Instruction
Leave out the pictures, then reproduce the rest of the material exactly.

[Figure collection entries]
>> START

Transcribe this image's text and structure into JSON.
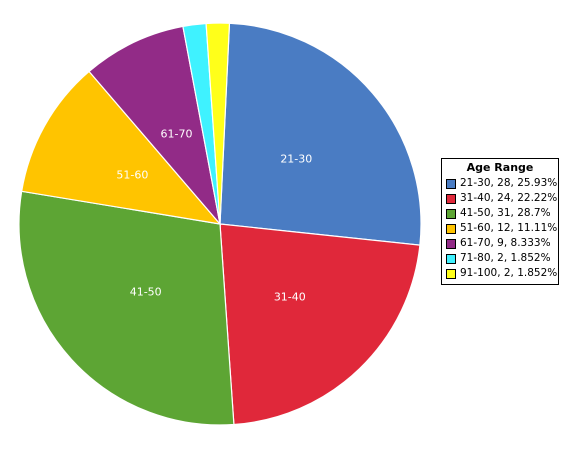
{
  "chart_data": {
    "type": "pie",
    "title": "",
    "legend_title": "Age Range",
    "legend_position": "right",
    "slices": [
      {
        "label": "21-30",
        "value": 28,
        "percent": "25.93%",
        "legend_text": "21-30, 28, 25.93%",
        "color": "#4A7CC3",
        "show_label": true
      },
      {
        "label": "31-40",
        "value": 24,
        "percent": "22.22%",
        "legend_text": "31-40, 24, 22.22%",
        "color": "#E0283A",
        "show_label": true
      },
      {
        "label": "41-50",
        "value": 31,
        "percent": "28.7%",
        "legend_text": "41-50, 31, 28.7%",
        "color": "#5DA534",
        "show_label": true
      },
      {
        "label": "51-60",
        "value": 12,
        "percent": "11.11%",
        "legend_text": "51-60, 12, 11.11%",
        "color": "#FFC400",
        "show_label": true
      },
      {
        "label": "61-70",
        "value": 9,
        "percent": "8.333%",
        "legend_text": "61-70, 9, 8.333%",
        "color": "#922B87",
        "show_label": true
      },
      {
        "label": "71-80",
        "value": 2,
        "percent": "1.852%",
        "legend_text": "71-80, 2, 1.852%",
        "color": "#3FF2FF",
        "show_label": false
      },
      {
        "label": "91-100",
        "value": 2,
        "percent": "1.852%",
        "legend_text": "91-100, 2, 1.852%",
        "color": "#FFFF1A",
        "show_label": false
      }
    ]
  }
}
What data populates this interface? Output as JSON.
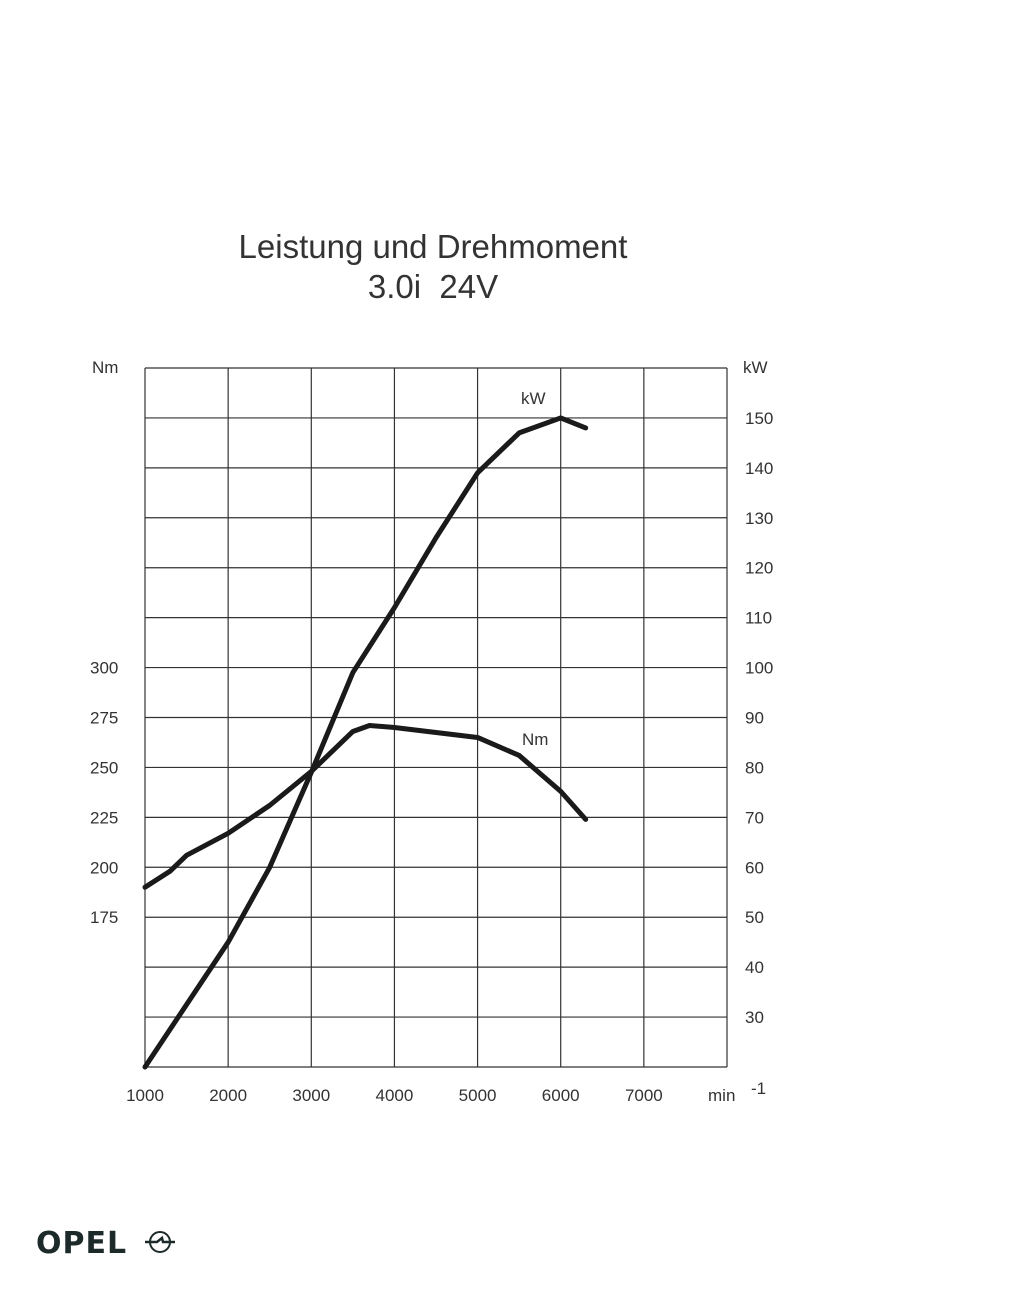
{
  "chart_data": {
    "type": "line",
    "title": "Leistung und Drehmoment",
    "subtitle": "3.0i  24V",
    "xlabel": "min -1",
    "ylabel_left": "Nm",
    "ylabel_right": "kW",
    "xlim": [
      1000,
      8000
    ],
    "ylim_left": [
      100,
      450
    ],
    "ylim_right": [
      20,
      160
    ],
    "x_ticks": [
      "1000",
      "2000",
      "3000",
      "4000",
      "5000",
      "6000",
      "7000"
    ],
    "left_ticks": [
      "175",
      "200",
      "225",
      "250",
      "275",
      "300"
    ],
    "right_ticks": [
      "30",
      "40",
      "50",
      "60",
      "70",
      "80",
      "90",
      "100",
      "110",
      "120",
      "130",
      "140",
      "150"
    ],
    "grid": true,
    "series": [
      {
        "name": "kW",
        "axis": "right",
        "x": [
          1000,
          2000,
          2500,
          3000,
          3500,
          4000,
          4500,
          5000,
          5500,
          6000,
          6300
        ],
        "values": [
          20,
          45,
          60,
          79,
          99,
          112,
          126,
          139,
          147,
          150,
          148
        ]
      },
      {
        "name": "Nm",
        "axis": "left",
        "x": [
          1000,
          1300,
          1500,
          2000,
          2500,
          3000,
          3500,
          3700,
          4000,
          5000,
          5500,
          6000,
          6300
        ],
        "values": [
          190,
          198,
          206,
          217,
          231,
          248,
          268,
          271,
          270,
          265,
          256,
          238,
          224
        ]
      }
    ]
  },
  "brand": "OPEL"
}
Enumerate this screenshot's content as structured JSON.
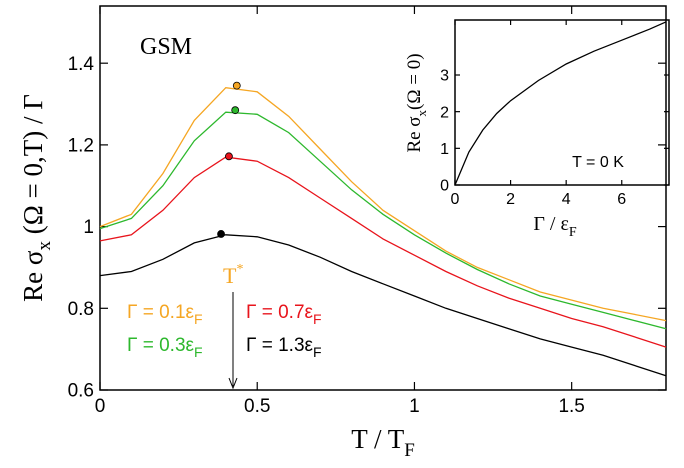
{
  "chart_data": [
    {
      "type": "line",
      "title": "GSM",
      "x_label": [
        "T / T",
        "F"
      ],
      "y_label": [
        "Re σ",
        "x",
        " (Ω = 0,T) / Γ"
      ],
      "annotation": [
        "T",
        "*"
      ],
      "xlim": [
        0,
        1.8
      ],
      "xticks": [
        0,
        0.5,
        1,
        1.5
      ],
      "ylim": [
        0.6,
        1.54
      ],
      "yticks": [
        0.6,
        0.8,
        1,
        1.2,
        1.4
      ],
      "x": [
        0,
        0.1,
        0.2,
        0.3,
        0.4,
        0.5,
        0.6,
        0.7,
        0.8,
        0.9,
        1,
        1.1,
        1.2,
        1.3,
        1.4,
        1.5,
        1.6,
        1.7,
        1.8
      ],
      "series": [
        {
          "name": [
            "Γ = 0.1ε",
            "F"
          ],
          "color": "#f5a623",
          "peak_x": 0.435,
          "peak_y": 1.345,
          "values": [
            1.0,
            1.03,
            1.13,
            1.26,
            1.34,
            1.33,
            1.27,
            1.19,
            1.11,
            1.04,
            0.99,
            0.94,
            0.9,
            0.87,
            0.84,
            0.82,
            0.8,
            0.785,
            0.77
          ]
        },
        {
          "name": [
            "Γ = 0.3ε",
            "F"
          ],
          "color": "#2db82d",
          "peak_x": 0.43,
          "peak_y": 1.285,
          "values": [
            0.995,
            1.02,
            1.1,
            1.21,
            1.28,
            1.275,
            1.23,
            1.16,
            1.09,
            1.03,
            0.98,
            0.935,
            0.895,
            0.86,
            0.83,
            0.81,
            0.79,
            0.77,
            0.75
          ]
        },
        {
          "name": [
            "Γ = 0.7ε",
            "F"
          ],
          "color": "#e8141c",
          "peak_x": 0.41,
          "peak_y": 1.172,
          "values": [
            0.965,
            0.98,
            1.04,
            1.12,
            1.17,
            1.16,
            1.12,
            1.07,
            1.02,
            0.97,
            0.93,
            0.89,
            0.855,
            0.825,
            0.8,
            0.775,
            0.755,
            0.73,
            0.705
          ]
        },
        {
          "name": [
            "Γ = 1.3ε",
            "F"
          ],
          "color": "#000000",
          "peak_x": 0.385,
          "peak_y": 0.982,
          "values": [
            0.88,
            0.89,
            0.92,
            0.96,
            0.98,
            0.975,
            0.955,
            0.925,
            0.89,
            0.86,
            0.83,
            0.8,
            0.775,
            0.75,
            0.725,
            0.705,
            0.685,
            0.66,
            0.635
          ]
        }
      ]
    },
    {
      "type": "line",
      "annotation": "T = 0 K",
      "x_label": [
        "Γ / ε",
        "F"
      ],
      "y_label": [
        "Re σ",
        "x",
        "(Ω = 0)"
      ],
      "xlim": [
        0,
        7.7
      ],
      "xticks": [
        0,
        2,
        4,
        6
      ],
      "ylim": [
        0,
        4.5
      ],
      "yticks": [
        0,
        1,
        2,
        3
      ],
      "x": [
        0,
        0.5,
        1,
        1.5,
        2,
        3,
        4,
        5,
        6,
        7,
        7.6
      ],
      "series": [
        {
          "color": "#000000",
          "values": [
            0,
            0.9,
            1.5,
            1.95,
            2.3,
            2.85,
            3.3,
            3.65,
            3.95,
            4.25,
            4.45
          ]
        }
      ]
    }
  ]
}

>> END

Task response
Transcribe this image's text and structure into JSON.
{
  "chart_data": {
    "type": "pie",
    "title": "",
    "legend_title": "Age Range",
    "legend_position": "right",
    "slices": [
      {
        "label": "21-30",
        "value": 28,
        "percent": "25.93%",
        "legend_text": "21-30, 28, 25.93%",
        "color": "#4A7CC3",
        "show_label": true
      },
      {
        "label": "31-40",
        "value": 24,
        "percent": "22.22%",
        "legend_text": "31-40, 24, 22.22%",
        "color": "#E0283A",
        "show_label": true
      },
      {
        "label": "41-50",
        "value": 31,
        "percent": "28.7%",
        "legend_text": "41-50, 31, 28.7%",
        "color": "#5DA534",
        "show_label": true
      },
      {
        "label": "51-60",
        "value": 12,
        "percent": "11.11%",
        "legend_text": "51-60, 12, 11.11%",
        "color": "#FFC400",
        "show_label": true
      },
      {
        "label": "61-70",
        "value": 9,
        "percent": "8.333%",
        "legend_text": "61-70, 9, 8.333%",
        "color": "#922B87",
        "show_label": true
      },
      {
        "label": "71-80",
        "value": 2,
        "percent": "1.852%",
        "legend_text": "71-80, 2, 1.852%",
        "color": "#3FF2FF",
        "show_label": false
      },
      {
        "label": "91-100",
        "value": 2,
        "percent": "1.852%",
        "legend_text": "91-100, 2, 1.852%",
        "color": "#FFFF1A",
        "show_label": false
      }
    ]
  }
}
What data populates this interface? Output as JSON.
{
  "chart_data": {
    "type": "line",
    "title": "Leistung und Drehmoment",
    "subtitle": "3.0i  24V",
    "xlabel": "min -1",
    "ylabel_left": "Nm",
    "ylabel_right": "kW",
    "xlim": [
      1000,
      8000
    ],
    "ylim_left": [
      100,
      450
    ],
    "ylim_right": [
      20,
      160
    ],
    "x_ticks": [
      "1000",
      "2000",
      "3000",
      "4000",
      "5000",
      "6000",
      "7000"
    ],
    "left_ticks": [
      "175",
      "200",
      "225",
      "250",
      "275",
      "300"
    ],
    "right_ticks": [
      "30",
      "40",
      "50",
      "60",
      "70",
      "80",
      "90",
      "100",
      "110",
      "120",
      "130",
      "140",
      "150"
    ],
    "grid": true,
    "series": [
      {
        "name": "kW",
        "axis": "right",
        "x": [
          1000,
          2000,
          2500,
          3000,
          3500,
          4000,
          4500,
          5000,
          5500,
          6000,
          6300
        ],
        "values": [
          20,
          45,
          60,
          79,
          99,
          112,
          126,
          139,
          147,
          150,
          148
        ]
      },
      {
        "name": "Nm",
        "axis": "left",
        "x": [
          1000,
          1300,
          1500,
          2000,
          2500,
          3000,
          3500,
          3700,
          4000,
          5000,
          5500,
          6000,
          6300
        ],
        "values": [
          190,
          198,
          206,
          217,
          231,
          248,
          268,
          271,
          270,
          265,
          256,
          238,
          224
        ]
      }
    ]
  },
  "brand": "OPEL"
}
Enumerate this screenshot's content as structured JSON.
{
  "chart_data": [
    {
      "type": "line",
      "title": "GSM",
      "x_label": [
        "T / T",
        "F"
      ],
      "y_label": [
        "Re σ",
        "x",
        " (Ω = 0,T) / Γ"
      ],
      "annotation": [
        "T",
        "*"
      ],
      "xlim": [
        0,
        1.8
      ],
      "xticks": [
        0,
        0.5,
        1,
        1.5
      ],
      "ylim": [
        0.6,
        1.54
      ],
      "yticks": [
        0.6,
        0.8,
        1,
        1.2,
        1.4
      ],
      "x": [
        0,
        0.1,
        0.2,
        0.3,
        0.4,
        0.5,
        0.6,
        0.7,
        0.8,
        0.9,
        1,
        1.1,
        1.2,
        1.3,
        1.4,
        1.5,
        1.6,
        1.7,
        1.8
      ],
      "series": [
        {
          "name": [
            "Γ = 0.1ε",
            "F"
          ],
          "color": "#f5a623",
          "peak_x": 0.435,
          "peak_y": 1.345,
          "values": [
            1.0,
            1.03,
            1.13,
            1.26,
            1.34,
            1.33,
            1.27,
            1.19,
            1.11,
            1.04,
            0.99,
            0.94,
            0.9,
            0.87,
            0.84,
            0.82,
            0.8,
            0.785,
            0.77
          ]
        },
        {
          "name": [
            "Γ = 0.3ε",
            "F"
          ],
          "color": "#2db82d",
          "peak_x": 0.43,
          "peak_y": 1.285,
          "values": [
            0.995,
            1.02,
            1.1,
            1.21,
            1.28,
            1.275,
            1.23,
            1.16,
            1.09,
            1.03,
            0.98,
            0.935,
            0.895,
            0.86,
            0.83,
            0.81,
            0.79,
            0.77,
            0.75
          ]
        },
        {
          "name": [
            "Γ = 0.7ε",
            "F"
          ],
          "color": "#e8141c",
          "peak_x": 0.41,
          "peak_y": 1.172,
          "values": [
            0.965,
            0.98,
            1.04,
            1.12,
            1.17,
            1.16,
            1.12,
            1.07,
            1.02,
            0.97,
            0.93,
            0.89,
            0.855,
            0.825,
            0.8,
            0.775,
            0.755,
            0.73,
            0.705
          ]
        },
        {
          "name": [
            "Γ = 1.3ε",
            "F"
          ],
          "color": "#000000",
          "peak_x": 0.385,
          "peak_y": 0.982,
          "values": [
            0.88,
            0.89,
            0.92,
            0.96,
            0.98,
            0.975,
            0.955,
            0.925,
            0.89,
            0.86,
            0.83,
            0.8,
            0.775,
            0.75,
            0.725,
            0.705,
            0.685,
            0.66,
            0.635
          ]
        }
      ]
    },
    {
      "type": "line",
      "annotation": "T = 0 K",
      "x_label": [
        "Γ / ε",
        "F"
      ],
      "y_label": [
        "Re σ",
        "x",
        "(Ω = 0)"
      ],
      "xlim": [
        0,
        7.7
      ],
      "xticks": [
        0,
        2,
        4,
        6
      ],
      "ylim": [
        0,
        4.5
      ],
      "yticks": [
        0,
        1,
        2,
        3
      ],
      "x": [
        0,
        0.5,
        1,
        1.5,
        2,
        3,
        4,
        5,
        6,
        7,
        7.6
      ],
      "series": [
        {
          "color": "#000000",
          "values": [
            0,
            0.9,
            1.5,
            1.95,
            2.3,
            2.85,
            3.3,
            3.65,
            3.95,
            4.25,
            4.45
          ]
        }
      ]
    }
  ]
}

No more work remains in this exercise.